How many lines in this data contain the string "state"? Reply with the number only.

---+---

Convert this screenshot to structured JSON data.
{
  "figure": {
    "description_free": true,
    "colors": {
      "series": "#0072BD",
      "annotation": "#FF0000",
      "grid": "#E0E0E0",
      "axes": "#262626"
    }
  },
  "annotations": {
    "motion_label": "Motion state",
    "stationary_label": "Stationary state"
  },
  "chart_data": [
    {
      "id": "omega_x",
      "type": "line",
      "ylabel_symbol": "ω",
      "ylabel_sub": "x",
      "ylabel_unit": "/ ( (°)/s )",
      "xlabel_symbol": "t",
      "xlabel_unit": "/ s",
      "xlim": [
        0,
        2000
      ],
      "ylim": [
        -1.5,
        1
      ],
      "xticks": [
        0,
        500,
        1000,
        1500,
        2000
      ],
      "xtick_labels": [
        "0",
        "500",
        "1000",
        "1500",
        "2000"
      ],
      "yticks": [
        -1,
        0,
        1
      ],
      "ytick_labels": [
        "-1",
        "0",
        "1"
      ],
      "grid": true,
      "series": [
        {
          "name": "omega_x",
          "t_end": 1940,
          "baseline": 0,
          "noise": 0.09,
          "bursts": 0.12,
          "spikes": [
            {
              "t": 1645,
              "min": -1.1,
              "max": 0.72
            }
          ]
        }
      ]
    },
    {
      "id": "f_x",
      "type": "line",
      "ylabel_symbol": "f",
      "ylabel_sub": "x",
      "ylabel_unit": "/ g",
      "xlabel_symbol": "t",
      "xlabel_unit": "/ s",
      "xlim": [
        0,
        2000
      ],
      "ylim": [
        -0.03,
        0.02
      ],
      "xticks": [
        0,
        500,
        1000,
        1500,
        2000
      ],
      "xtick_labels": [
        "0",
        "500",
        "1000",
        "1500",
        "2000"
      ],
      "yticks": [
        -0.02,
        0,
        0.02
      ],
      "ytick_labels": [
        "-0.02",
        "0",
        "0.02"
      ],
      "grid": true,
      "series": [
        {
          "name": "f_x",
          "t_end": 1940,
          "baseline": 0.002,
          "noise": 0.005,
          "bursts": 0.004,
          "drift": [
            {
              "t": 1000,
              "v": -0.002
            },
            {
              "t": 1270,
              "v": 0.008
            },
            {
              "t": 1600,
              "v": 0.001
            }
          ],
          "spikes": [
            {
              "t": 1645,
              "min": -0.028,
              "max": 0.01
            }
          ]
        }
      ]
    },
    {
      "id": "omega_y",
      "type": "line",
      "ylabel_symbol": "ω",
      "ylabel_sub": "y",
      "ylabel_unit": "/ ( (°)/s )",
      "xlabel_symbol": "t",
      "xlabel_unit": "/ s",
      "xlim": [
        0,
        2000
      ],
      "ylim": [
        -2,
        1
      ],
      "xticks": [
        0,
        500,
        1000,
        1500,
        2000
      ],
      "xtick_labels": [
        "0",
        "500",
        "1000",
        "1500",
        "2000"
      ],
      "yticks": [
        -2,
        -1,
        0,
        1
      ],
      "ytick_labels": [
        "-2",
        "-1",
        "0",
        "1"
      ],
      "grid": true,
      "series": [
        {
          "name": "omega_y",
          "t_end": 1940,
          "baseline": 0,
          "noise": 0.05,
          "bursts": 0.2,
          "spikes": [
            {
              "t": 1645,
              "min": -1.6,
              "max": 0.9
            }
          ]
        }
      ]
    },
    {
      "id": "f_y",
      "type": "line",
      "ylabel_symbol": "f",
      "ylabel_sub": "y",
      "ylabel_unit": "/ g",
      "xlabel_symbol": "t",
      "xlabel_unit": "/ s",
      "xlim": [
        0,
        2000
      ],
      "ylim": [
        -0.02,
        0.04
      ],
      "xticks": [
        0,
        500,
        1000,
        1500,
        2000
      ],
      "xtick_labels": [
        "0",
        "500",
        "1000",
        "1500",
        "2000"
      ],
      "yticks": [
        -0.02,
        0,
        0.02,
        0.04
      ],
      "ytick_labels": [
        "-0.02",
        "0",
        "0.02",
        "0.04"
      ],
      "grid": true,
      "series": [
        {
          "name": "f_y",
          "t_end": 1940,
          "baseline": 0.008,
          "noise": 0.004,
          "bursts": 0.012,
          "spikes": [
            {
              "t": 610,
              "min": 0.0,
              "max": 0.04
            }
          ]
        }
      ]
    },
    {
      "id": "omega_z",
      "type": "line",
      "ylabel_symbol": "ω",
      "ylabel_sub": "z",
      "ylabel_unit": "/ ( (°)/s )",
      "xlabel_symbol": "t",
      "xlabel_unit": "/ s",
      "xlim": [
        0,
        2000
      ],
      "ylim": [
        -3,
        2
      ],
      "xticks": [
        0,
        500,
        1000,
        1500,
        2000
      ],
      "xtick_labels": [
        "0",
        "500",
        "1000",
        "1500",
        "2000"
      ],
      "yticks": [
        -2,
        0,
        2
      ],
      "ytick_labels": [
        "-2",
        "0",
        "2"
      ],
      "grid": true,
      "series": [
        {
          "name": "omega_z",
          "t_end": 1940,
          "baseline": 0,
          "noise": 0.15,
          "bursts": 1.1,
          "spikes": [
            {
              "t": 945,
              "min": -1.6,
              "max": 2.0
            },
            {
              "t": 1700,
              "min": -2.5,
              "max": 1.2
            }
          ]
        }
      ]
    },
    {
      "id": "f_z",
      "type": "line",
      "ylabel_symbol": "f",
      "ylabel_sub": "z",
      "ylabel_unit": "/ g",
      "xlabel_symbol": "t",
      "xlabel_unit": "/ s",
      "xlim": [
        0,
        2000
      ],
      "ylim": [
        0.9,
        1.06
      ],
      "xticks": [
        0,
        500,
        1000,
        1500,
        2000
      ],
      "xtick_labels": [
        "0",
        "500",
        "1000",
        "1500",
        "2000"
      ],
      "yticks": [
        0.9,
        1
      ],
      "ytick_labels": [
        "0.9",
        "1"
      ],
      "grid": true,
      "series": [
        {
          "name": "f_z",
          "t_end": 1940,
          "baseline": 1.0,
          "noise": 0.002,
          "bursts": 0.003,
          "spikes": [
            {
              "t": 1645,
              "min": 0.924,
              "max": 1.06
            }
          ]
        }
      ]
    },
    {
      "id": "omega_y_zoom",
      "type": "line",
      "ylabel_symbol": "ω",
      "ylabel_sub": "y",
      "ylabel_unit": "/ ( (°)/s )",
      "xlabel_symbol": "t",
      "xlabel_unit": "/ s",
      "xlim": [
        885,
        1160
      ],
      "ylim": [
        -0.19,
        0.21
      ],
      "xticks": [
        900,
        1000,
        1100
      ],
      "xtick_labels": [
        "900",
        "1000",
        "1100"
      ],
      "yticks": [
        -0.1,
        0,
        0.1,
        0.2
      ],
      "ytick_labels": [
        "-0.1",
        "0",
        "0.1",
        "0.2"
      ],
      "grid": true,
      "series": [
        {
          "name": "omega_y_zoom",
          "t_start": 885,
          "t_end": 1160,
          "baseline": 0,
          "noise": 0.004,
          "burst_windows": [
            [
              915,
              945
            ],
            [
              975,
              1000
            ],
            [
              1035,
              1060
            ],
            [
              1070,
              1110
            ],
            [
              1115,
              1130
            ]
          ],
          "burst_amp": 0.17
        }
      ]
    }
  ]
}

---+---

### SOLUTION FOR THIS EXERCISE
2